Problem - Rename "Time (Month)" to "Elapsed Time (Month)" in the listing below, beginning at the line that contains "List every element" and stopping after the line that contains "y-tick-label: 700: [60, 172, 81, 187]", and reproduce those lines with everything else unchanged. Leave the pictures out of your answer.
— BEGIN Given records —
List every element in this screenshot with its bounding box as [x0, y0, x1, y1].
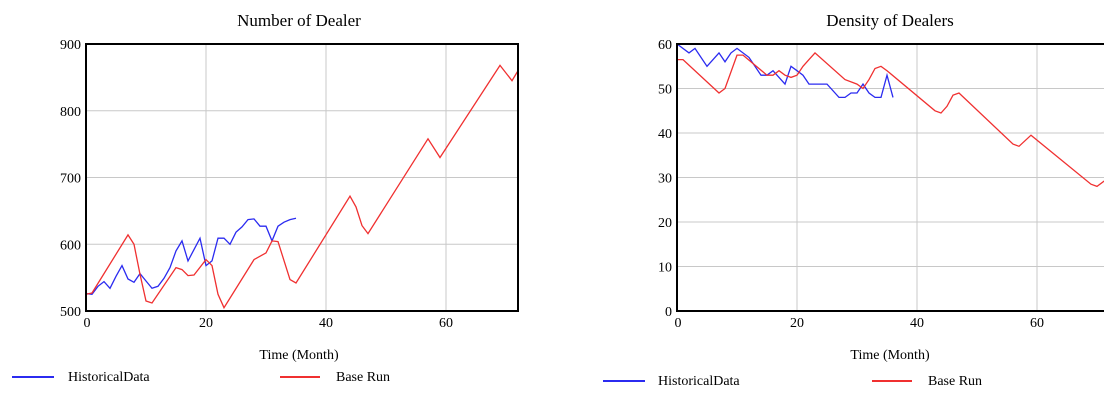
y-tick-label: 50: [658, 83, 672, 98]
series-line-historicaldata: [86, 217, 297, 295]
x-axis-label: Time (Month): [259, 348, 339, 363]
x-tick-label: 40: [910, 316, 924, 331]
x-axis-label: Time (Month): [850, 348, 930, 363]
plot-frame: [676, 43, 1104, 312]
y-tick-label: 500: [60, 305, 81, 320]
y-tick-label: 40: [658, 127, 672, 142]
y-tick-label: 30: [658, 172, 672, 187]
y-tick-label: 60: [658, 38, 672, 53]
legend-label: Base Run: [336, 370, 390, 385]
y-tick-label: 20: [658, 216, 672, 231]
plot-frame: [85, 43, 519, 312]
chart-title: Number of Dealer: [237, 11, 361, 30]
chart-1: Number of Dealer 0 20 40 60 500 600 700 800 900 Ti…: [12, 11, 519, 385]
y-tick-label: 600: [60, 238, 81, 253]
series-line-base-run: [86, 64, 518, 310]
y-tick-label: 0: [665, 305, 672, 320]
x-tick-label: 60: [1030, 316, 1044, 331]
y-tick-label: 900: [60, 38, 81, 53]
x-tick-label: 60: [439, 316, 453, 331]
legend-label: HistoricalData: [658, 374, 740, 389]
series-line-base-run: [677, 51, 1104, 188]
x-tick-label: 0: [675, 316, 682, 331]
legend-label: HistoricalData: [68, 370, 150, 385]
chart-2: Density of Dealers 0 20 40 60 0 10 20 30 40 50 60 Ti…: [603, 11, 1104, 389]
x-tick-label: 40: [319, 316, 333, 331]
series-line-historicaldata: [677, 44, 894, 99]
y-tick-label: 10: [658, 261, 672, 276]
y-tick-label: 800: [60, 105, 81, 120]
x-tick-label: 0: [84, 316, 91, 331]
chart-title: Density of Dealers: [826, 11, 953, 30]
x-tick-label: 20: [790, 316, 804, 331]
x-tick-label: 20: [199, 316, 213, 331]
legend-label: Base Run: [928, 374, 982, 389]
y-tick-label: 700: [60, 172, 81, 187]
— END Given records —
— BEGIN Given records —
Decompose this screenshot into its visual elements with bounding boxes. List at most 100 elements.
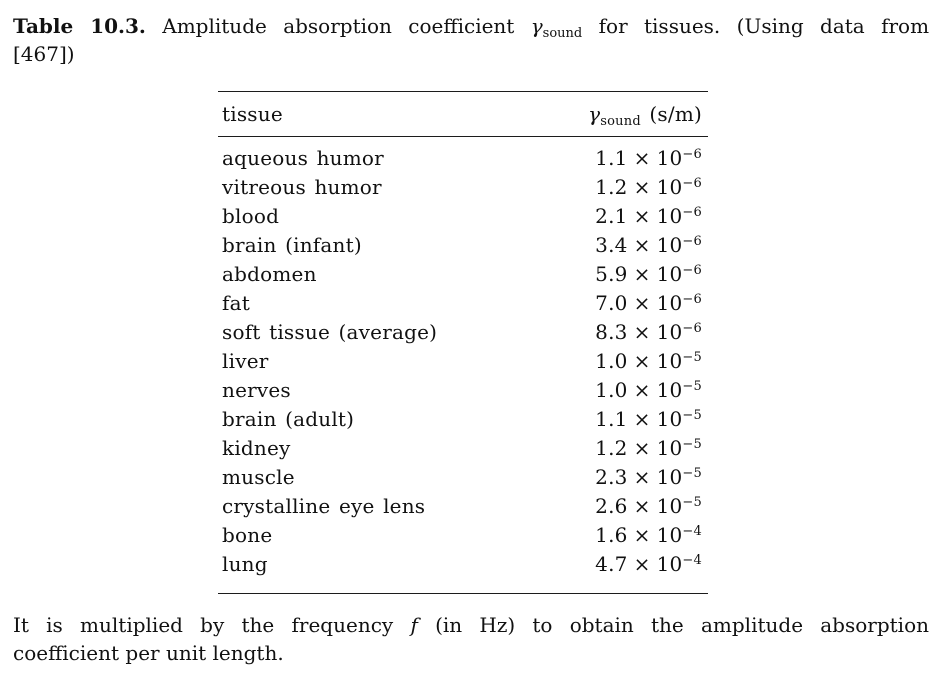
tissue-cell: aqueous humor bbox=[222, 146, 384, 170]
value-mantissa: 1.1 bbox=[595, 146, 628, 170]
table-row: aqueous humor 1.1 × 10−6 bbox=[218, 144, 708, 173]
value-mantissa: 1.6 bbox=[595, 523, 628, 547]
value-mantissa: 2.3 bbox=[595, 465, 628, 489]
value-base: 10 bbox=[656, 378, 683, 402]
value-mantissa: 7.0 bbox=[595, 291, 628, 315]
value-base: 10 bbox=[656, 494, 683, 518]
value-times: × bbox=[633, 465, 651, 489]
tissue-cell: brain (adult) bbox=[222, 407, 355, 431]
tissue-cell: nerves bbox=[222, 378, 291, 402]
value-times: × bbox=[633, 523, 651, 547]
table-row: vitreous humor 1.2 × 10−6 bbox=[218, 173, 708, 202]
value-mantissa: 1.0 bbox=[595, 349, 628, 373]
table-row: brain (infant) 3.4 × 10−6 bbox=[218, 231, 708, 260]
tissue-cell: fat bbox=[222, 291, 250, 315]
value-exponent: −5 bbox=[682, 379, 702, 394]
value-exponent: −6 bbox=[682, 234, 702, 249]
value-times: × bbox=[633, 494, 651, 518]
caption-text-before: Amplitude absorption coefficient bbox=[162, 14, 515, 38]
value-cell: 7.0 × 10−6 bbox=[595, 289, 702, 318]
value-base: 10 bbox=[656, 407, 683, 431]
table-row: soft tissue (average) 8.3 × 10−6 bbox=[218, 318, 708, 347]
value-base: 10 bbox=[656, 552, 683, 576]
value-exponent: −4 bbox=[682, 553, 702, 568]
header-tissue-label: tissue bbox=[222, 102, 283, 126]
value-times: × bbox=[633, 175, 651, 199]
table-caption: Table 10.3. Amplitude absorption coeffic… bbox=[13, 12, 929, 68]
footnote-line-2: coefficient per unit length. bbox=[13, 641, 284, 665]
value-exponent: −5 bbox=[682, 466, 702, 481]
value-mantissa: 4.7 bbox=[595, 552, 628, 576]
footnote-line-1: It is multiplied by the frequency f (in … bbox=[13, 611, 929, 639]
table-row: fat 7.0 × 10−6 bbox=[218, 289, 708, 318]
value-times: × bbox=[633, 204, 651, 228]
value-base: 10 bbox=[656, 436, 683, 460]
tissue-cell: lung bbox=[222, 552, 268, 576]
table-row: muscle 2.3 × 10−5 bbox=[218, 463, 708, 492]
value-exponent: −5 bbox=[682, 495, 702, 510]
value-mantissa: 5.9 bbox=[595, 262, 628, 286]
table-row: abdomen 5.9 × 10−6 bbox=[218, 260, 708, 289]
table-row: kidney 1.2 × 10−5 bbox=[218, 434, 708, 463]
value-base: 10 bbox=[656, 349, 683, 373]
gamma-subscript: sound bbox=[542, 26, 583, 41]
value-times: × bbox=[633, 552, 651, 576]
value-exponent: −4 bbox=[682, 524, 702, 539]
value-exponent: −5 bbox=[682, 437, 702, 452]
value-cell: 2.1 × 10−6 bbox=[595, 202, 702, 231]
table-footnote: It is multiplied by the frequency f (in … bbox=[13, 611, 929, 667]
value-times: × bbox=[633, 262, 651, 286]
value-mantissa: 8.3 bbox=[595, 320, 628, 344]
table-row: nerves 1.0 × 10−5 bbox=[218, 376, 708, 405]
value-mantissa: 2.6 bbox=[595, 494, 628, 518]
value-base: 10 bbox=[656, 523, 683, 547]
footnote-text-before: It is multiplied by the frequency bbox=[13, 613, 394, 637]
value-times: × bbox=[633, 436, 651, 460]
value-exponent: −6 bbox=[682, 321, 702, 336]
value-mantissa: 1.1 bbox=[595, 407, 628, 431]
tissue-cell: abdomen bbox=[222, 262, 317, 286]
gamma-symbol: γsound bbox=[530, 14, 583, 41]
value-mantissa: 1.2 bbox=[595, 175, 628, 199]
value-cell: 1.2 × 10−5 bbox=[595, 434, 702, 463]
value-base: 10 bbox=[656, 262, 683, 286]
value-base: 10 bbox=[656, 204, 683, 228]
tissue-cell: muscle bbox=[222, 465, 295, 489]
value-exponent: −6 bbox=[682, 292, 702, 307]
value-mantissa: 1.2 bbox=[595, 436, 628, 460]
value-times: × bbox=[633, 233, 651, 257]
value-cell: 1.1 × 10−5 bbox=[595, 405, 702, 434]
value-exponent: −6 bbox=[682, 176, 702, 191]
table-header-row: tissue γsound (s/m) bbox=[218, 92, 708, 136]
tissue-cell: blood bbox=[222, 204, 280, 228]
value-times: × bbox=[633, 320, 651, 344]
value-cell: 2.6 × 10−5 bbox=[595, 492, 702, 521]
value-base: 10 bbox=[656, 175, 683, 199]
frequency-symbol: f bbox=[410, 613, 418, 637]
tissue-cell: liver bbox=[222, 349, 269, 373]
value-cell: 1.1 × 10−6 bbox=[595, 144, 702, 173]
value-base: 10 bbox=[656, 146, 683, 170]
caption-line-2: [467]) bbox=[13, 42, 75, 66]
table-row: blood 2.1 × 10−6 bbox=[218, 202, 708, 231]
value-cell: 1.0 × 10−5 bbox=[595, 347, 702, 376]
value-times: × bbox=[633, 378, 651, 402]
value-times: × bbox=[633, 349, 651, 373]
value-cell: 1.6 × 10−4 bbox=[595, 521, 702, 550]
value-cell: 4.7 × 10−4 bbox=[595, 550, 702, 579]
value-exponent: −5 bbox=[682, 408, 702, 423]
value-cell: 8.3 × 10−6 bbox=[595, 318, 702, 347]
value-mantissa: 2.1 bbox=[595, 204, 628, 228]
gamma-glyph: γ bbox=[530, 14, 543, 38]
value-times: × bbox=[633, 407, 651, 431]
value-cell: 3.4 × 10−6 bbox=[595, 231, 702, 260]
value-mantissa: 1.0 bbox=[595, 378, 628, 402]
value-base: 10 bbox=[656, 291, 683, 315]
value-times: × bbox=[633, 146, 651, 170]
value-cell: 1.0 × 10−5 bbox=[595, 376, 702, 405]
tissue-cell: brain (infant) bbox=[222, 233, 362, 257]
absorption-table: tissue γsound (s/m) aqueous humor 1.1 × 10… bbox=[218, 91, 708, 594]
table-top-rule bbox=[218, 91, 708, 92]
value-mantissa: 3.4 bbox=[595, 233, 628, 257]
— END Given records —
Written answer -
List every element in this screenshot with its bounding box as [x0, y0, x1, y1].
y-tick-label: 50: [658, 83, 672, 98]
series-line-historicaldata: [86, 217, 297, 295]
x-axis-label: Elapsed Time (Month): [259, 348, 339, 363]
x-tick-label: 40: [910, 316, 924, 331]
x-axis-label: Elapsed Time (Month): [850, 348, 930, 363]
plot-frame: [676, 43, 1104, 312]
y-tick-label: 500: [60, 305, 81, 320]
y-tick-label: 40: [658, 127, 672, 142]
y-tick-label: 30: [658, 172, 672, 187]
y-tick-label: 60: [658, 38, 672, 53]
legend-label: Base Run: [336, 370, 390, 385]
y-tick-label: 20: [658, 216, 672, 231]
plot-frame: [85, 43, 519, 312]
chart-title: Number of Dealer: [237, 11, 361, 30]
chart-1: Number of Dealer 0 20 40 60 500 600 700 800 900 Ti…: [12, 11, 519, 385]
y-tick-label: 600: [60, 238, 81, 253]
series-line-base-run: [86, 64, 518, 310]
y-tick-label: 0: [665, 305, 672, 320]
x-tick-label: 60: [1030, 316, 1044, 331]
y-tick-label: 900: [60, 38, 81, 53]
x-tick-label: 60: [439, 316, 453, 331]
legend-label: HistoricalData: [658, 374, 740, 389]
series-line-base-run: [677, 51, 1104, 188]
x-tick-label: 0: [675, 316, 682, 331]
legend-label: HistoricalData: [68, 370, 150, 385]
chart-2: Density of Dealers 0 20 40 60 0 10 20 30 40 50 60 Ti…: [603, 11, 1104, 389]
x-tick-label: 40: [319, 316, 333, 331]
series-line-historicaldata: [677, 44, 894, 99]
y-tick-label: 10: [658, 261, 672, 276]
y-tick-label: 800: [60, 105, 81, 120]
x-tick-label: 0: [84, 316, 91, 331]
chart-title: Density of Dealers: [826, 11, 953, 30]
x-tick-label: 20: [790, 316, 804, 331]
x-tick-label: 20: [199, 316, 213, 331]
legend-label: Base Run: [928, 374, 982, 389]
y-tick-label: 700: [60, 172, 81, 187]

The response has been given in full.